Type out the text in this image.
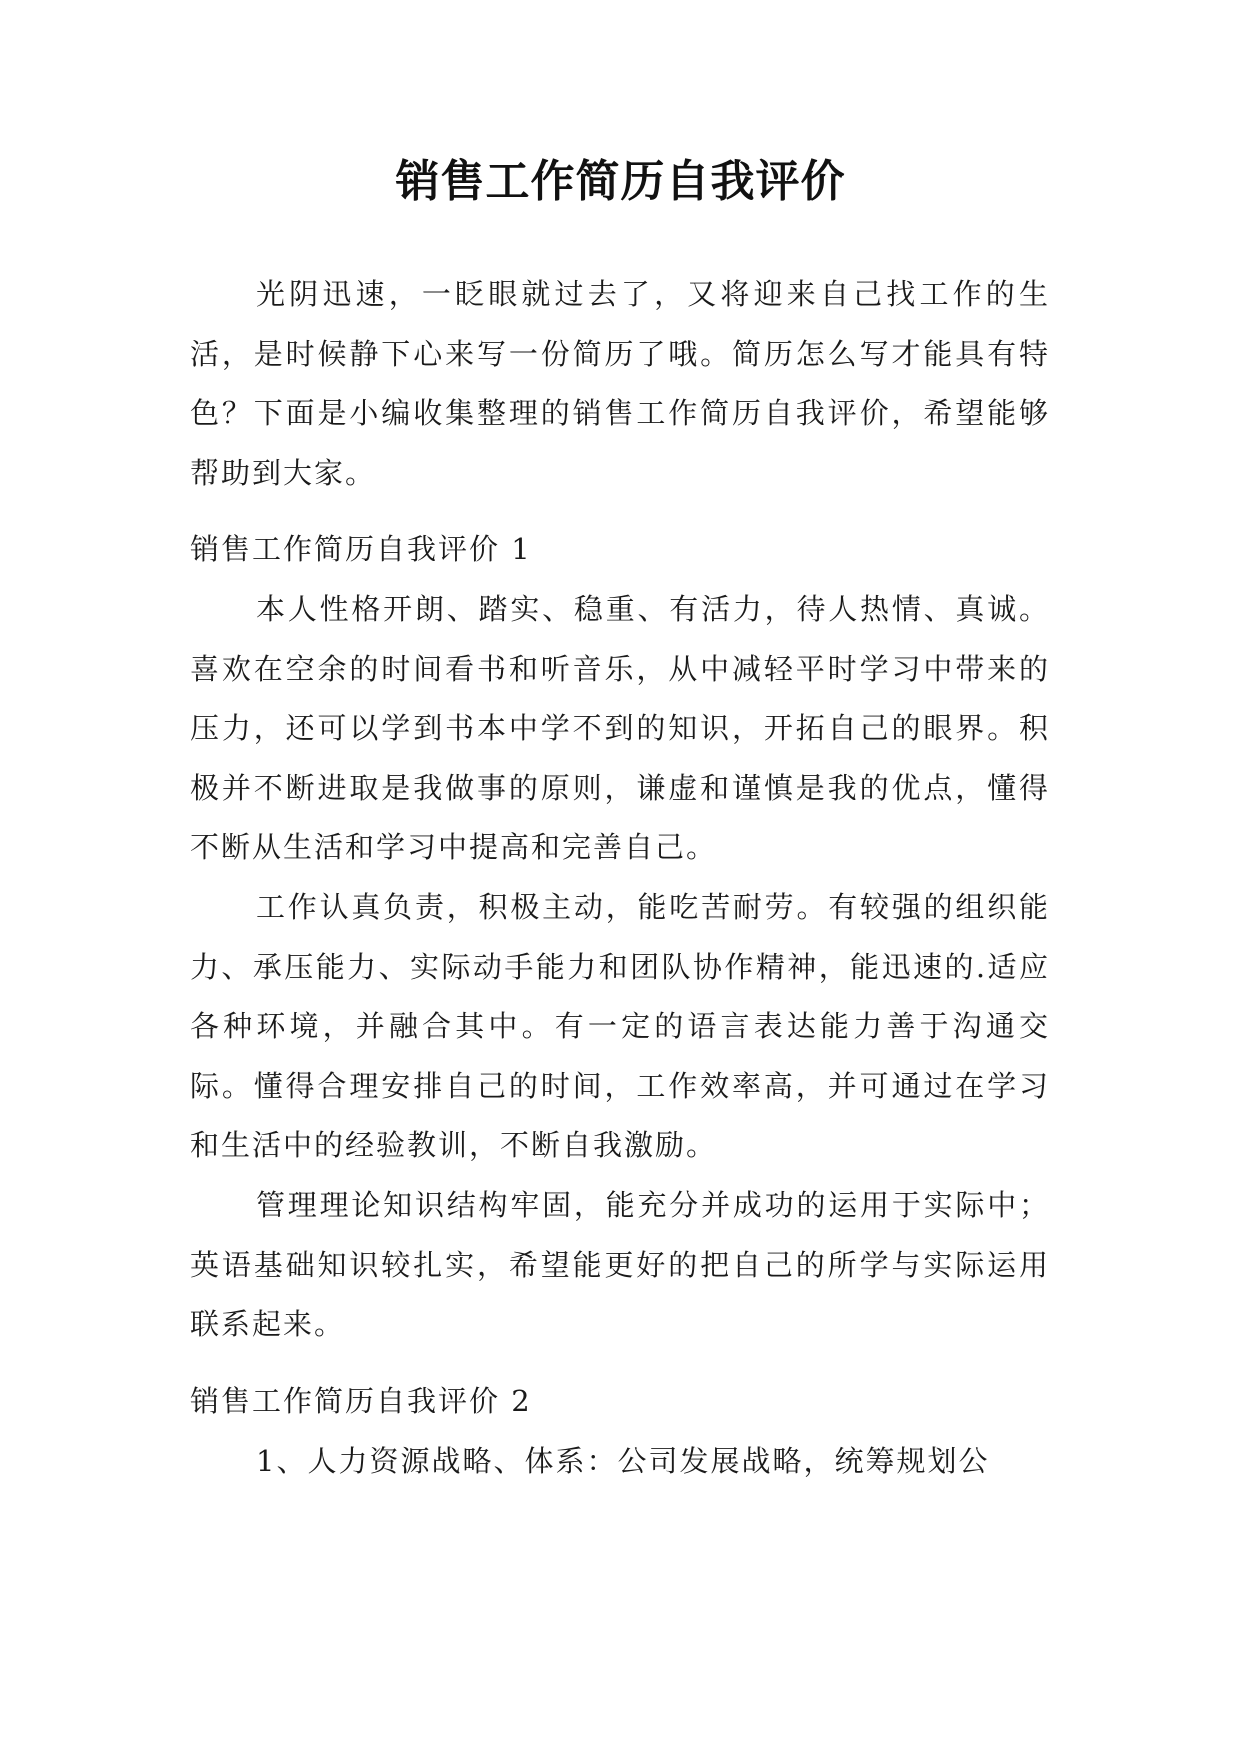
销售工作简历自我评价

光阴迅速，一眨眼就过去了，又将迎来自己找工作的生活，是时候静下心来写一份简历了哦。简历怎么写才能具有特色？下面是小编收集整理的销售工作简历自我评价，希望能够帮助到大家。

销售工作简历自我评价 1

本人性格开朗、踏实、稳重、有活力，待人热情、真诚。喜欢在空余的时间看书和听音乐，从中减轻平时学习中带来的压力，还可以学到书本中学不到的知识，开拓自己的眼界。积极并不断进取是我做事的原则，谦虚和谨慎是我的优点，懂得不断从生活和学习中提高和完善自己。

工作认真负责，积极主动，能吃苦耐劳。有较强的组织能力、承压能力、实际动手能力和团队协作精神，能迅速的.适应各种环境，并融合其中。有一定的语言表达能力善于沟通交际。懂得合理安排自己的时间，工作效率高，并可通过在学习和生活中的经验教训，不断自我激励。

管理理论知识结构牢固，能充分并成功的运用于实际中；英语基础知识较扎实，希望能更好的把自己的所学与实际运用联系起来。

销售工作简历自我评价 2

1、人力资源战略、体系：公司发展战略，统筹规划公
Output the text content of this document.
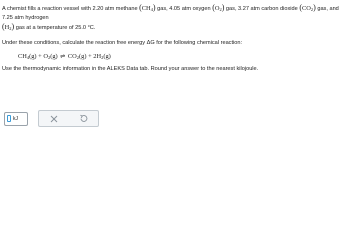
A chemist fills a reaction vessel with 2.20 atm methane $(CH_4)$ gas, 4.05 atm oxygen $(O_2)$ gas, 3.27 atm carbon dioxide $(CO_2)$ gas, and 7.25 atm hydrogen

$(H_2)$ gas at a temperature of 25.0 °C.

Under these conditions, calculate the reaction free energy ΔG for the following chemical reaction:

$CH_4(g) + O_2(g)$ ⇌ $CO_2(g) + 2H_2(g)$

Use the thermodynamic information in the ALEKS Data tab. Round your answer to the nearest kilojoule.

kJ
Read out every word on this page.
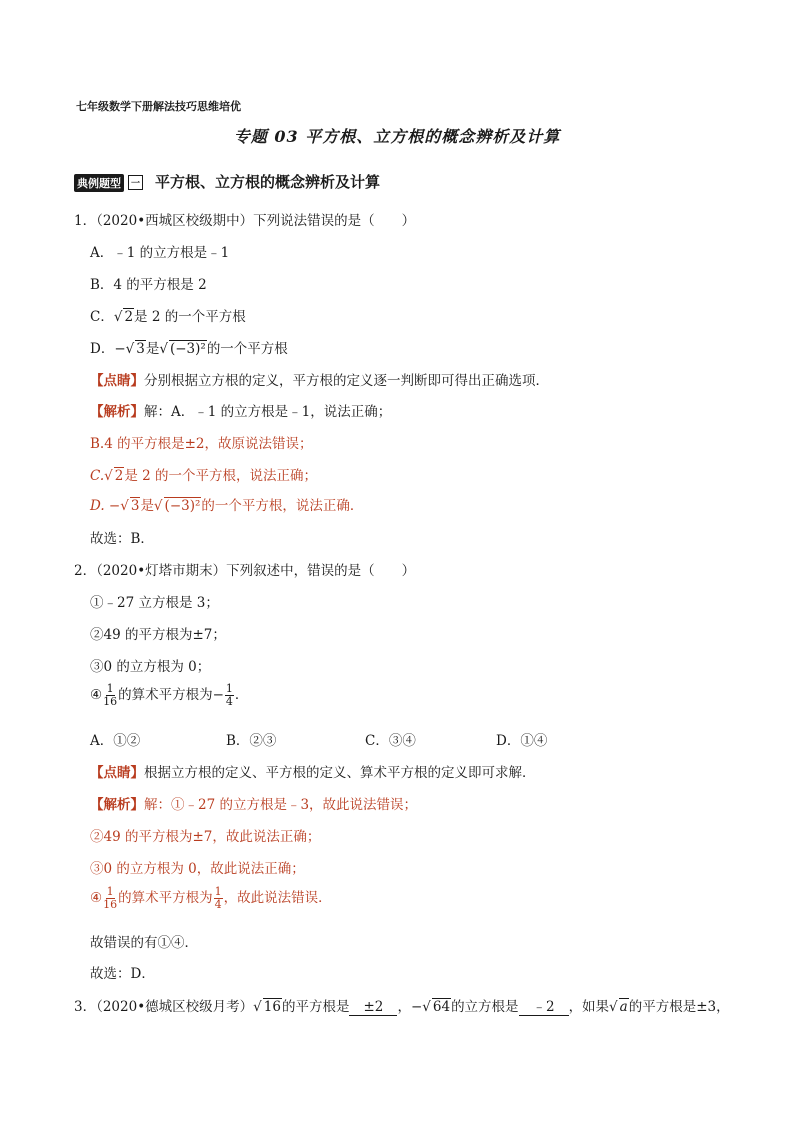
七年级数学下册解法技巧思维培优
专题 03 平方根、立方根的概念辨析及计算
典例题型 一 平方根、立方根的概念辨析及计算
1．（2020•西城区校级期中）下列说法错误的是（　　）
A．﹣1 的立方根是﹣1
B．4 的平方根是 2
C．√ 2是 2 的一个平方根
D．−√ 3是√ (−3)²的一个平方根
【点睛】分别根据立方根的定义，平方根的定义逐一判断即可得出正确选项．
【解析】解：A．﹣1 的立方根是﹣1，说法正确；
B.4 的平方根是±2，故原说法错误；
C.√ 2是 2 的一个平方根，说法正确；
D. −√ 3是√ (−3)²的一个平方根，说法正确．
故选：B．
2．（2020•灯塔市期末）下列叙述中，错误的是（　　）
①﹣27 立方根是 3；
②49 的平方根为±7；
③0 的立方根为 0；
④ $\frac{1}{16}$ 的算术平方根为− $\frac{1}{4}$ ．
A．①②	B．②③	C．③④	D．①④
【点睛】根据立方根的定义、平方根的定义、算术平方根的定义即可求解．
【解析】解：①﹣27 的立方根是﹣3，故此说法错误；
②49 的平方根为±7，故此说法正确；
③0 的立方根为 0，故此说法正确；
④ $\frac{1}{16}$ 的算术平方根为 $\frac{1}{4}$ ，故此说法错误．
故错误的有①④．
故选：D．
3．（2020•德城区校级月考）√ 16的平方根是 ±2 ，−√ 64的立方根是 ﹣2 ，如果√ a的平方根是±3，
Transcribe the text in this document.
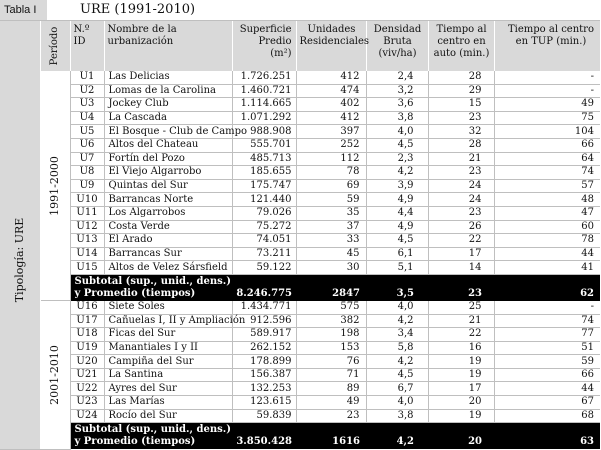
Tabla I	URE (1991-2010)

	Período	N.º ID	Nombre de la urbanización	Superficie Predio (m²)	Unidades Residenciales	Densidad Bruta (viv/ha)	Tiempo al centro en auto (min.)	Tiempo al centro en TUP (min.)

Tipología: URE	1991-2000	U1	Las Delicias	1.726.251	412	2,4	28	-
		U2	Lomas de la Carolina	1.460.721	474	3,2	29	-
		U3	Jockey Club	1.114.665	402	3,6	15	49
		U4	La Cascada	1.071.292	412	3,8	23	75
		U5	El Bosque - Club de Campo	988.908	397	4,0	32	104
		U6	Altos del Chateau	555.701	252	4,5	28	66
		U7	Fortín del Pozo	485.713	112	2,3	21	64
		U8	El Viejo Algarrobo	185.655	78	4,2	23	74
		U9	Quintas del Sur	175.747	69	3,9	24	57
		U10	Barrancas Norte	121.440	59	4,9	24	48
		U11	Los Algarrobos	79.026	35	4,4	23	47
		U12	Costa Verde	75.272	37	4,9	26	60
		U13	El Arado	74.051	33	4,5	22	78
		U14	Barrancas Sur	73.211	45	6,1	17	44
		U15	Altos de Velez Sársfield	59.122	30	5,1	14	41
		Subtotal (sup., unid., dens.) y Promedio (tiempos)		8.246.775	2847	3,5	23	62

	2001-2010	U16	Siete Soles	1.434.771	575	4,0	25	-
		U17	Cañuelas I, II y Ampliación	912.596	382	4,2	21	74
		U18	Ficas del Sur	589.917	198	3,4	22	77
		U19	Manantiales I y II	262.152	153	5,8	16	51
		U20	Campiña del Sur	178.899	76	4,2	19	59
		U21	La Santina	156.387	71	4,5	19	66
		U22	Ayres del Sur	132.253	89	6,7	17	44
		U23	Las Marías	123.615	49	4,0	20	67
		U24	Rocío del Sur	59.839	23	3,8	19	68
		Subtotal (sup., unid., dens.) y Promedio (tiempos)		3.850.428	1616	4,2	20	63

▸ TASK STATEMENT: Every record is to be reproduced exactly, with no pictures included.

▸ CORRECT RESPONSE:
Type out the text in this image.
销售工作简历自我评价

光阴迅速，一眨眼就过去了，又将迎来自己找工作的生活，是时候静下心来写一份简历了哦。简历怎么写才能具有特色？下面是小编收集整理的销售工作简历自我评价，希望能够帮助到大家。

销售工作简历自我评价 1

本人性格开朗、踏实、稳重、有活力，待人热情、真诚。喜欢在空余的时间看书和听音乐，从中减轻平时学习中带来的压力，还可以学到书本中学不到的知识，开拓自己的眼界。积极并不断进取是我做事的原则，谦虚和谨慎是我的优点，懂得不断从生活和学习中提高和完善自己。

工作认真负责，积极主动，能吃苦耐劳。有较强的组织能力、承压能力、实际动手能力和团队协作精神，能迅速的.适应各种环境，并融合其中。有一定的语言表达能力善于沟通交际。懂得合理安排自己的时间，工作效率高，并可通过在学习和生活中的经验教训，不断自我激励。

管理理论知识结构牢固，能充分并成功的运用于实际中；英语基础知识较扎实，希望能更好的把自己的所学与实际运用联系起来。

销售工作简历自我评价 2

1、人力资源战略、体系：公司发展战略，统筹规划公
Output the text content of this document.
A chemist fills a reaction vessel with 2.20 atm methane $(CH_4)$ gas, 4.05 atm oxygen $(O_2)$ gas, 3.27 atm carbon dioxide $(CO_2)$ gas, and 7.25 atm hydrogen

$(H_2)$ gas at a temperature of 25.0 °C.

Under these conditions, calculate the reaction free energy ΔG for the following chemical reaction:

$CH_4(g) + O_2(g)$ ⇌ $CO_2(g) + 2H_2(g)$

Use the thermodynamic information in the ALEKS Data tab. Round your answer to the nearest kilojoule.

kJ
Read out every word on this page.
七年级数学下册解法技巧思维培优
专题 03 平方根、立方根的概念辨析及计算
典例题型 一 平方根、立方根的概念辨析及计算
1．（2020•西城区校级期中）下列说法错误的是（　　）
A．﹣1 的立方根是﹣1
B．4 的平方根是 2
C．√ 2是 2 的一个平方根
D．−√ 3是√ (−3)²的一个平方根
【点睛】分别根据立方根的定义，平方根的定义逐一判断即可得出正确选项．
【解析】解：A．﹣1 的立方根是﹣1，说法正确；
B.4 的平方根是±2，故原说法错误；
C.√ 2是 2 的一个平方根，说法正确；
D. −√ 3是√ (−3)²的一个平方根，说法正确．
故选：B．
2．（2020•灯塔市期末）下列叙述中，错误的是（　　）
①﹣27 立方根是 3；
②49 的平方根为±7；
③0 的立方根为 0；
④ $\frac{1}{16}$ 的算术平方根为− $\frac{1}{4}$ ．
A．①②	B．②③	C．③④	D．①④
【点睛】根据立方根的定义、平方根的定义、算术平方根的定义即可求解．
【解析】解：①﹣27 的立方根是﹣3，故此说法错误；
②49 的平方根为±7，故此说法正确；
③0 的立方根为 0，故此说法正确；
④ $\frac{1}{16}$ 的算术平方根为 $\frac{1}{4}$ ，故此说法错误．
故错误的有①④．
故选：D．
3．（2020•德城区校级月考）√ 16的平方根是 ±2 ，−√ 64的立方根是 ﹣2 ，如果√ a的平方根是±3，
Transcribe the text in this document.
Tabla I	URE (1991-2010)

	Período	N.º ID	Nombre de la urbanización	Superficie Predio (m²)	Unidades Residenciales	Densidad Bruta (viv/ha)	Tiempo al centro en auto (min.)	Tiempo al centro en TUP (min.)

Tipología: URE	1991-2000	U1	Las Delicias	1.726.251	412	2,4	28	-
		U2	Lomas de la Carolina	1.460.721	474	3,2	29	-
		U3	Jockey Club	1.114.665	402	3,6	15	49
		U4	La Cascada	1.071.292	412	3,8	23	75
		U5	El Bosque - Club de Campo	988.908	397	4,0	32	104
		U6	Altos del Chateau	555.701	252	4,5	28	66
		U7	Fortín del Pozo	485.713	112	2,3	21	64
		U8	El Viejo Algarrobo	185.655	78	4,2	23	74
		U9	Quintas del Sur	175.747	69	3,9	24	57
		U10	Barrancas Norte	121.440	59	4,9	24	48
		U11	Los Algarrobos	79.026	35	4,4	23	47
		U12	Costa Verde	75.272	37	4,9	26	60
		U13	El Arado	74.051	33	4,5	22	78
		U14	Barrancas Sur	73.211	45	6,1	17	44
		U15	Altos de Velez Sársfield	59.122	30	5,1	14	41
		Subtotal (sup., unid., dens.) y Promedio (tiempos)		8.246.775	2847	3,5	23	62

	2001-2010	U16	Siete Soles	1.434.771	575	4,0	25	-
		U17	Cañuelas I, II y Ampliación	912.596	382	4,2	21	74
		U18	Ficas del Sur	589.917	198	3,4	22	77
		U19	Manantiales I y II	262.152	153	5,8	16	51
		U20	Campiña del Sur	178.899	76	4,2	19	59
		U21	La Santina	156.387	71	4,5	19	66
		U22	Ayres del Sur	132.253	89	6,7	17	44
		U23	Las Marías	123.615	49	4,0	20	67
		U24	Rocío del Sur	59.839	23	3,8	19	68
		Subtotal (sup., unid., dens.) y Promedio (tiempos)		3.850.428	1616	4,2	20	63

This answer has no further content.